* REQUIRED WORK *
Repeat the data word for word. Do not include the pictures.

===== DATA TO USE

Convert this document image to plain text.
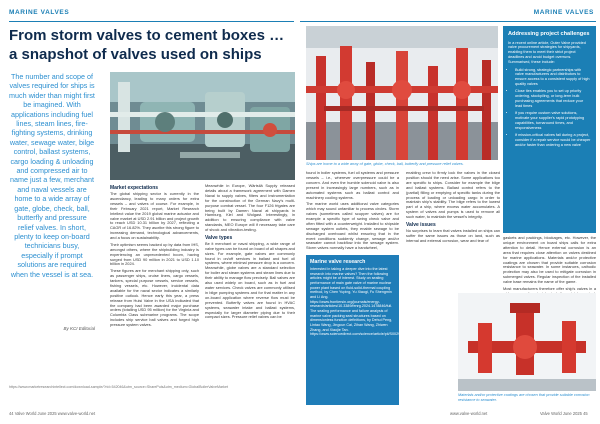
MARINE VALVES
From storm valves to cement boxes …
a snapshot of valves used on ships

The number and scope of valves required for ships is much wider than might first be imagined. With applications including fuel lines, steam lines, fire-fighting systems, drinking water, sewage water, bilge control, ballast systems, cargo loading & unloading and compressed air to name just a few, merchant and naval vessels are home to a wide array of gate, globe, check, ball, butterfly and pressure relief valves. In short, plenty to keep on-board technicians busy, especially if prompt solutions are required when the vessel is at sea.

By KCI Editorial
Market expectations

The global shipping sector is currently in the ascendancy, leading to many orders for extra vessels – and valves of course. For example, in their February 2021 report, Market Research Intellect value the 2019 global marine actuator and valve market at USD 2.91 billion and project growth to reach USD 10.31 billion by 2027, reflecting a CAGR of 16.82%. They ascribe this strong figure to increasing demand, technological advancements, and a focus on sustainability.

Their optimism seems backed up by data from IHS, amongst others, where the shipbuilding industry is experiencing an unprecedented boom, having surged from USD 90 million in 2021 to USD 1.10 billion in 2024.

These figures are for merchant shipping only, such as passenger ships, cruise liners, cargo vessels, tankers, special purpose vessels, service vessels, fishing vessels, etc. However, incidental data available for the naval sector indicates a similarly positive outlook. Hence early this year, a press release from Huisi Valve in the USA indicated that the company had been awarded major purchase orders (totalling USD 95 million) for the Virginia and Columbia Class submarine programs. The scope includes ship service ball valves and forged high pressure system valves.

Meanwhile in Europe, Wärtsilä Supply released details about a framework agreement with Damen Naval to supply valves, filters and instrumentation for the construction of the German Navy's multi-purpose combat vessel. The four F126 frigates are being built by Damen Naval at shipyards in Hamburg, Kiel and Wolgast. Interestingly, in addition to ensuring compliance with valve standards, MEO Europe will if necessary take care of shock and vibration-testing.

Valve types

Be it merchant or naval shipping, a wide range of valve types can be found on board of all shapes and sizes. For example, gate valves are commonly found in on/off services in ballast and fuel oil systems, where minimal pressure drop is a concern. Meanwhile, globe valves are a standard selection for boiler and steam systems and steam lines due to their ability to manage flow precisely. Ball valves are also used widely on board, such as in fuel and water services. Check valves are commonly utilised in bilge pumping systems and for that matter in any on-board application where reverse flow must be prevented. Butterfly valves are found in HVAC systems, seawater intake and ballast systems, especially for larger diameter piping due to their compact sizes. Pressure relief valves can be

https://www.marketresearchintellect.com/download-sample/?rid=542046&utm_source=SharePuls&utm_medium=GlobalBoilerValveMarket
44 Valve World June 2025 www.valve-world.net
MARINE VALVES
Ships are home to a wide array of gate, globe, check, ball, butterfly and pressure relief valves.

found in boiler systems, fuel oil systems and pressure vessels – i.e., wherever overpressure could be a concern. And even the humble solenoid valve is also present in increasingly large numbers, such as in automated systems such as ballast control and machinery cooling systems.

The marine world uses additional valve categories which may sound unfamiliar to process circles. Storm valves (sometimes called scupper valves) are for example a specific type of swing check valve and often fitted with a counterweight. Installed to shipside sewage system outlets, they enable sewage to be discharged overboard whilst ensuring that in the event conditions suddenly change, sewage and/or seawater cannot backflow into the sewage system. Storm valves normally have a handwheel,

enabling crew to firmly lock the valves in the closed position should the need arise. Some applications too are specific to ships. Consider for example the bilge and ballast systems. Ballast control refers to the (partial) filling or emptying of specific tanks during the process of loading or unloading cargo in order to maintain ship's stability. The bilge refers to the lowest part of a ship, where excess water accumulates. A system of valves and pumps is used to remove all such water, to maintain the vessel's integrity.

Valve issues

No surprises to learn that valves installed on ships can suffer the same issues as those on land, such as internal and external corrosion, wear and tear of

gaskets and packings, blockages, etc. However, the unique environment on board ships calls for extra attention to detail. Hence external corrosion is an area that requires close attention on valves destined for marine applications. Materials and/or protective coatings are chosen that provide suitable corrosion resistance to seawater. In some instances, cathodic protection may also be used to mitigate corrosion in submerged valves. Regular inspection of the installed valve base remains the name of the game.

Most manufacturers therefore offer ship's valves in a

Materials and/or protective coatings are chosen that provide suitable corrosion resistance to seawater.
www.valve-world.net	Valve World June 2025 45
Addressing project challenges

In a recent online article, Outer Valve provided valve procurement strategies for shipyards, enabling them to meet their strict project deadlines and avoid budget overruns. Summarised, these include:

• Build strong, strategic partnerships with valve manufacturers and distributors to ensure access to a consistent supply of high quality valves
• Close ties enables you to set up priority ordering, stockpiling, or long-term bulk purchasing agreements that reduce your lead times
• If you require custom valve solutions, motivate your supplier's rapid prototyping capabilities, turnaround times, and responsiveness
• If mission-critical valves fail during a project, consider if a repair service would be cheaper and/or faster than ordering a new valve
Marine valve research

Interested in taking a deeper dive into the latest research into marine valves? Then the following articles might be of interest. Study on sealing performance of main gate valve of marine nuclear power plant based on fluid-solid-thermal coupling method, by Chen Yuping, Yu Xiaogi, Fu Shengmin and Li Ang. https://www.frontiersin.org/journals/energy-research/articles/10.3389/fenrg.2024.1478846/full. The sealing performance and failure analysis of marine valve packing seal structures based on dimensionless function definitions, by Dehui Peng, Lintao Wang, Jingcun Cai, Zihan Wang, Zhiwen Zhang, and Xiaojie Tan. https://www.sciencedirect.com/science/article/pii/S0029801824021265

==========

* WRITTEN SOLUTION *
Convert this document image to plain text.
MARINE VALVES
From storm valves to cement boxes …
a snapshot of valves used on ships

The number and scope of valves required for ships is much wider than might first be imagined. With applications including fuel lines, steam lines, fire-fighting systems, drinking water, sewage water, bilge control, ballast systems, cargo loading & unloading and compressed air to name just a few, merchant and naval vessels are home to a wide array of gate, globe, check, ball, butterfly and pressure relief valves. In short, plenty to keep on-board technicians busy, especially if prompt solutions are required when the vessel is at sea.

By KCI Editorial
Market expectations

The global shipping sector is currently in the ascendancy, leading to many orders for extra vessels – and valves of course. For example, in their February 2021 report, Market Research Intellect value the 2019 global marine actuator and valve market at USD 2.91 billion and project growth to reach USD 10.31 billion by 2027, reflecting a CAGR of 16.82%. They ascribe this strong figure to increasing demand, technological advancements, and a focus on sustainability.

Their optimism seems backed up by data from IHS, amongst others, where the shipbuilding industry is experiencing an unprecedented boom, having surged from USD 90 million in 2021 to USD 1.10 billion in 2024.

These figures are for merchant shipping only, such as passenger ships, cruise liners, cargo vessels, tankers, special purpose vessels, service vessels, fishing vessels, etc. However, incidental data available for the naval sector indicates a similarly positive outlook. Hence early this year, a press release from Huisi Valve in the USA indicated that the company had been awarded major purchase orders (totalling USD 95 million) for the Virginia and Columbia Class submarine programs. The scope includes ship service ball valves and forged high pressure system valves.

Meanwhile in Europe, Wärtsilä Supply released details about a framework agreement with Damen Naval to supply valves, filters and instrumentation for the construction of the German Navy's multi-purpose combat vessel. The four F126 frigates are being built by Damen Naval at shipyards in Hamburg, Kiel and Wolgast. Interestingly, in addition to ensuring compliance with valve standards, MEO Europe will if necessary take care of shock and vibration-testing.

Valve types

Be it merchant or naval shipping, a wide range of valve types can be found on board of all shapes and sizes. For example, gate valves are commonly found in on/off services in ballast and fuel oil systems, where minimal pressure drop is a concern. Meanwhile, globe valves are a standard selection for boiler and steam systems and steam lines due to their ability to manage flow precisely. Ball valves are also used widely on board, such as in fuel and water services. Check valves are commonly utilised in bilge pumping systems and for that matter in any on-board application where reverse flow must be prevented. Butterfly valves are found in HVAC systems, seawater intake and ballast systems, especially for larger diameter piping due to their compact sizes. Pressure relief valves can be

https://www.marketresearchintellect.com/download-sample/?rid=542046&utm_source=SharePuls&utm_medium=GlobalBoilerValveMarket
44 Valve World June 2025 www.valve-world.net
MARINE VALVES
Ships are home to a wide array of gate, globe, check, ball, butterfly and pressure relief valves.

found in boiler systems, fuel oil systems and pressure vessels – i.e., wherever overpressure could be a concern. And even the humble solenoid valve is also present in increasingly large numbers, such as in automated systems such as ballast control and machinery cooling systems.

The marine world uses additional valve categories which may sound unfamiliar to process circles. Storm valves (sometimes called scupper valves) are for example a specific type of swing check valve and often fitted with a counterweight. Installed to shipside sewage system outlets, they enable sewage to be discharged overboard whilst ensuring that in the event conditions suddenly change, sewage and/or seawater cannot backflow into the sewage system. Storm valves normally have a handwheel,

enabling crew to firmly lock the valves in the closed position should the need arise. Some applications too are specific to ships. Consider for example the bilge and ballast systems. Ballast control refers to the (partial) filling or emptying of specific tanks during the process of loading or unloading cargo in order to maintain ship's stability. The bilge refers to the lowest part of a ship, where excess water accumulates. A system of valves and pumps is used to remove all such water, to maintain the vessel's integrity.

Valve issues

No surprises to learn that valves installed on ships can suffer the same issues as those on land, such as internal and external corrosion, wear and tear of

gaskets and packings, blockages, etc. However, the unique environment on board ships calls for extra attention to detail. Hence external corrosion is an area that requires close attention on valves destined for marine applications. Materials and/or protective coatings are chosen that provide suitable corrosion resistance to seawater. In some instances, cathodic protection may also be used to mitigate corrosion in submerged valves. Regular inspection of the installed valve base remains the name of the game.

Most manufacturers therefore offer ship's valves in a

Materials and/or protective coatings are chosen that provide suitable corrosion resistance to seawater.
www.valve-world.net	Valve World June 2025 45
Addressing project challenges

In a recent online article, Outer Valve provided valve procurement strategies for shipyards, enabling them to meet their strict project deadlines and avoid budget overruns. Summarised, these include:

• Build strong, strategic partnerships with valve manufacturers and distributors to ensure access to a consistent supply of high quality valves
• Close ties enables you to set up priority ordering, stockpiling, or long-term bulk purchasing agreements that reduce your lead times
• If you require custom valve solutions, motivate your supplier's rapid prototyping capabilities, turnaround times, and responsiveness
• If mission-critical valves fail during a project, consider if a repair service would be cheaper and/or faster than ordering a new valve
Marine valve research

Interested in taking a deeper dive into the latest research into marine valves? Then the following articles might be of interest. Study on sealing performance of main gate valve of marine nuclear power plant based on fluid-solid-thermal coupling method, by Chen Yuping, Yu Xiaogi, Fu Shengmin and Li Ang. https://www.frontiersin.org/journals/energy-research/articles/10.3389/fenrg.2024.1478846/full. The sealing performance and failure analysis of marine valve packing seal structures based on dimensionless function definitions, by Dehui Peng, Lintao Wang, Jingcun Cai, Zihan Wang, Zhiwen Zhang, and Xiaojie Tan. https://www.sciencedirect.com/science/article/pii/S0029801824021265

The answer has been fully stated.